= Requirement =
Copy all the records exactly; the complete set is the expected result.

[Source data]
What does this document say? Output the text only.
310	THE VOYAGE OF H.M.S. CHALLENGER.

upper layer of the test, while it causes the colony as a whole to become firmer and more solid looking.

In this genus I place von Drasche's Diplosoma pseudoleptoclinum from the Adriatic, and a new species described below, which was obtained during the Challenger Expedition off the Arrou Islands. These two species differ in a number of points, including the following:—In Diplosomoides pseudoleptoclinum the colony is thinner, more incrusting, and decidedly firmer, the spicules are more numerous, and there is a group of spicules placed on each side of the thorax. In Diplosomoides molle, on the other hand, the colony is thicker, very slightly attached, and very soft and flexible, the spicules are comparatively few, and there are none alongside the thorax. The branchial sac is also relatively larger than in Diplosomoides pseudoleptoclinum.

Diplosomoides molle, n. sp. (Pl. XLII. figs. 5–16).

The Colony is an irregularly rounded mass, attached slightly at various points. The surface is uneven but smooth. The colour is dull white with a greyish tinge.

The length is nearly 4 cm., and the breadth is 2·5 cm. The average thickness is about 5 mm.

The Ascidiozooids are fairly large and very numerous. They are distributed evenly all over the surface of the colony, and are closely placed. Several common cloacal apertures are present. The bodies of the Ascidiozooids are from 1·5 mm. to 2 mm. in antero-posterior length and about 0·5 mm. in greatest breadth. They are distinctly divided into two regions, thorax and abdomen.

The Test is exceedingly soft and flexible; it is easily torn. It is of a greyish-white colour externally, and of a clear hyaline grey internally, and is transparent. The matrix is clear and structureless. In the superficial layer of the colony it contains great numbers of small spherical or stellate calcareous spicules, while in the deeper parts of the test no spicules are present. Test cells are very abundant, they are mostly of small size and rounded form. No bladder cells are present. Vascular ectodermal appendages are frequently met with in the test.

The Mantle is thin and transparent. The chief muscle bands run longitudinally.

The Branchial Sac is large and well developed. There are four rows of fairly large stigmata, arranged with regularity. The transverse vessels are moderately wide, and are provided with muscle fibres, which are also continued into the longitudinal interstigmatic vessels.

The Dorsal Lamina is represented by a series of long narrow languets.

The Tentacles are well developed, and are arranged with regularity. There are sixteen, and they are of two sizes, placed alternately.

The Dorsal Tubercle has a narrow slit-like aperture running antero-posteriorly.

= Answer =
What does this document say? Output the text only.
310	THE VOYAGE OF H.M.S. CHALLENGER.

upper layer of the test, while it causes the colony as a whole to become firmer and more solid looking.

In this genus I place von Drasche's Diplosoma pseudoleptoclinum from the Adriatic, and a new species described below, which was obtained during the Challenger Expedition off the Arrou Islands. These two species differ in a number of points, including the following:—In Diplosomoides pseudoleptoclinum the colony is thinner, more incrusting, and decidedly firmer, the spicules are more numerous, and there is a group of spicules placed on each side of the thorax. In Diplosomoides molle, on the other hand, the colony is thicker, very slightly attached, and very soft and flexible, the spicules are comparatively few, and there are none alongside the thorax. The branchial sac is also relatively larger than in Diplosomoides pseudoleptoclinum.

Diplosomoides molle, n. sp. (Pl. XLII. figs. 5–16).

The Colony is an irregularly rounded mass, attached slightly at various points. The surface is uneven but smooth. The colour is dull white with a greyish tinge.

The length is nearly 4 cm., and the breadth is 2·5 cm. The average thickness is about 5 mm.

The Ascidiozooids are fairly large and very numerous. They are distributed evenly all over the surface of the colony, and are closely placed. Several common cloacal apertures are present. The bodies of the Ascidiozooids are from 1·5 mm. to 2 mm. in antero-posterior length and about 0·5 mm. in greatest breadth. They are distinctly divided into two regions, thorax and abdomen.

The Test is exceedingly soft and flexible; it is easily torn. It is of a greyish-white colour externally, and of a clear hyaline grey internally, and is transparent. The matrix is clear and structureless. In the superficial layer of the colony it contains great numbers of small spherical or stellate calcareous spicules, while in the deeper parts of the test no spicules are present. Test cells are very abundant, they are mostly of small size and rounded form. No bladder cells are present. Vascular ectodermal appendages are frequently met with in the test.

The Mantle is thin and transparent. The chief muscle bands run longitudinally.

The Branchial Sac is large and well developed. There are four rows of fairly large stigmata, arranged with regularity. The transverse vessels are moderately wide, and are provided with muscle fibres, which are also continued into the longitudinal interstigmatic vessels.

The Dorsal Lamina is represented by a series of long narrow languets.

The Tentacles are well developed, and are arranged with regularity. There are sixteen, and they are of two sizes, placed alternately.

The Dorsal Tubercle has a narrow slit-like aperture running antero-posteriorly.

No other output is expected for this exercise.